- **EXERCISE**
Output each entry that follows exactly. Images stay out.

--------------------------------

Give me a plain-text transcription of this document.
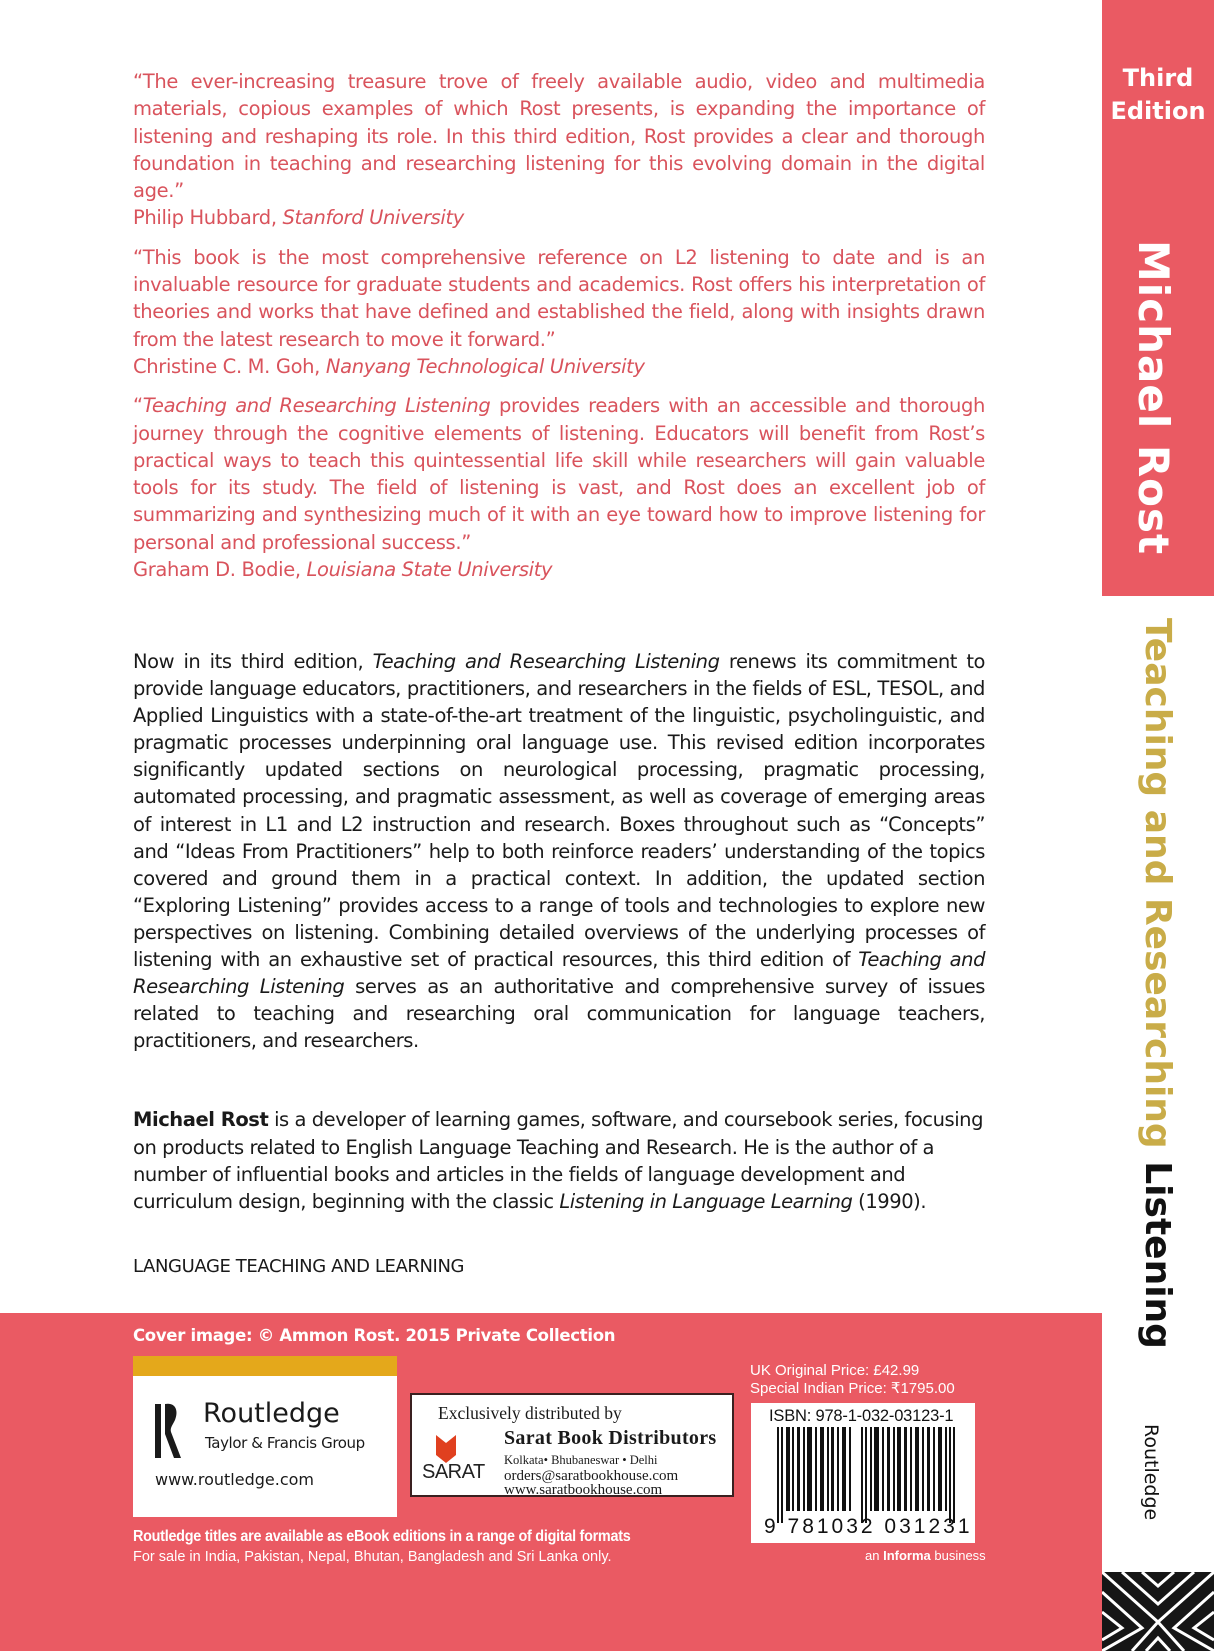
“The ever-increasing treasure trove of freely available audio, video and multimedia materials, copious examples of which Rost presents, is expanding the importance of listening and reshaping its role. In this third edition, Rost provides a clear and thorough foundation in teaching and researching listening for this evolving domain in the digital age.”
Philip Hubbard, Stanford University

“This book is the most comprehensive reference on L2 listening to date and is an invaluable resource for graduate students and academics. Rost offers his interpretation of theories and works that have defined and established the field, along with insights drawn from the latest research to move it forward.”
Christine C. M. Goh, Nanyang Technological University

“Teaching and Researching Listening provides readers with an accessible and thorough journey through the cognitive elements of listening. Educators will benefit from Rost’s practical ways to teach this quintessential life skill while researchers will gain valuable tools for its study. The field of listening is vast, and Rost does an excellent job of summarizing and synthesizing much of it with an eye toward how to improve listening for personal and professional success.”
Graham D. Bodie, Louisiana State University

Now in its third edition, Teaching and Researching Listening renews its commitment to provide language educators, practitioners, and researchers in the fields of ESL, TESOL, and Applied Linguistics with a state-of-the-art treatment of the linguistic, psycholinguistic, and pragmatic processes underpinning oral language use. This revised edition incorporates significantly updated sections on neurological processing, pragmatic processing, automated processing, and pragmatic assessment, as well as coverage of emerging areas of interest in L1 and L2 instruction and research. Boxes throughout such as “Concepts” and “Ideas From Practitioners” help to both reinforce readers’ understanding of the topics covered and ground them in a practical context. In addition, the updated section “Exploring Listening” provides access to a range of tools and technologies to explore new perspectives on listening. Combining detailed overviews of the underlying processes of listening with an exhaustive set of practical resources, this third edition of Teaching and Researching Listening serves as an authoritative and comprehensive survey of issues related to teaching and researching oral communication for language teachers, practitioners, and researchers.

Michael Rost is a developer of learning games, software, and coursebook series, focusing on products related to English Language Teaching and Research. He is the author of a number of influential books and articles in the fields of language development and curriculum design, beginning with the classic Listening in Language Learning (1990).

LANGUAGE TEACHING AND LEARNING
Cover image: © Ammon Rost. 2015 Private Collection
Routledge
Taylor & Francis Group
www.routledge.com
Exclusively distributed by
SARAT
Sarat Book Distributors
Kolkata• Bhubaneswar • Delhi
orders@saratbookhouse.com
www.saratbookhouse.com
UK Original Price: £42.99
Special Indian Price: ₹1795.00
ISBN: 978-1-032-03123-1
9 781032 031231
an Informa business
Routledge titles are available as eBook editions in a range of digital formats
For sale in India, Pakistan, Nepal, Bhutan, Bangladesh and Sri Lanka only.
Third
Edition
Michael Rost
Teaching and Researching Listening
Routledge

--------------------------------

- **ANSWER**
Give me a plain-text transcription of this document.
“The ever-increasing treasure trove of freely available audio, video and multimedia materials, copious examples of which Rost presents, is expanding the importance of listening and reshaping its role. In this third edition, Rost provides a clear and thorough foundation in teaching and researching listening for this evolving domain in the digital age.”
Philip Hubbard, Stanford University

“This book is the most comprehensive reference on L2 listening to date and is an invaluable resource for graduate students and academics. Rost offers his interpretation of theories and works that have defined and established the field, along with insights drawn from the latest research to move it forward.”
Christine C. M. Goh, Nanyang Technological University

“Teaching and Researching Listening provides readers with an accessible and thorough journey through the cognitive elements of listening. Educators will benefit from Rost’s practical ways to teach this quintessential life skill while researchers will gain valuable tools for its study. The field of listening is vast, and Rost does an excellent job of summarizing and synthesizing much of it with an eye toward how to improve listening for personal and professional success.”
Graham D. Bodie, Louisiana State University

Now in its third edition, Teaching and Researching Listening renews its commitment to provide language educators, practitioners, and researchers in the fields of ESL, TESOL, and Applied Linguistics with a state-of-the-art treatment of the linguistic, psycholinguistic, and pragmatic processes underpinning oral language use. This revised edition incorporates significantly updated sections on neurological processing, pragmatic processing, automated processing, and pragmatic assessment, as well as coverage of emerging areas of interest in L1 and L2 instruction and research. Boxes throughout such as “Concepts” and “Ideas From Practitioners” help to both reinforce readers’ understanding of the topics covered and ground them in a practical context. In addition, the updated section “Exploring Listening” provides access to a range of tools and technologies to explore new perspectives on listening. Combining detailed overviews of the underlying processes of listening with an exhaustive set of practical resources, this third edition of Teaching and Researching Listening serves as an authoritative and comprehensive survey of issues related to teaching and researching oral communication for language teachers, practitioners, and researchers.

Michael Rost is a developer of learning games, software, and coursebook series, focusing on products related to English Language Teaching and Research. He is the author of a number of influential books and articles in the fields of language development and curriculum design, beginning with the classic Listening in Language Learning (1990).

LANGUAGE TEACHING AND LEARNING
Cover image: © Ammon Rost. 2015 Private Collection
Routledge
Taylor & Francis Group
www.routledge.com
Exclusively distributed by
SARAT
Sarat Book Distributors
Kolkata• Bhubaneswar • Delhi
orders@saratbookhouse.com
www.saratbookhouse.com
UK Original Price: £42.99
Special Indian Price: ₹1795.00
ISBN: 978-1-032-03123-1
9 781032 031231
an Informa business
Routledge titles are available as eBook editions in a range of digital formats
For sale in India, Pakistan, Nepal, Bhutan, Bangladesh and Sri Lanka only.
Third
Edition
Michael Rost
Teaching and Researching Listening
Routledge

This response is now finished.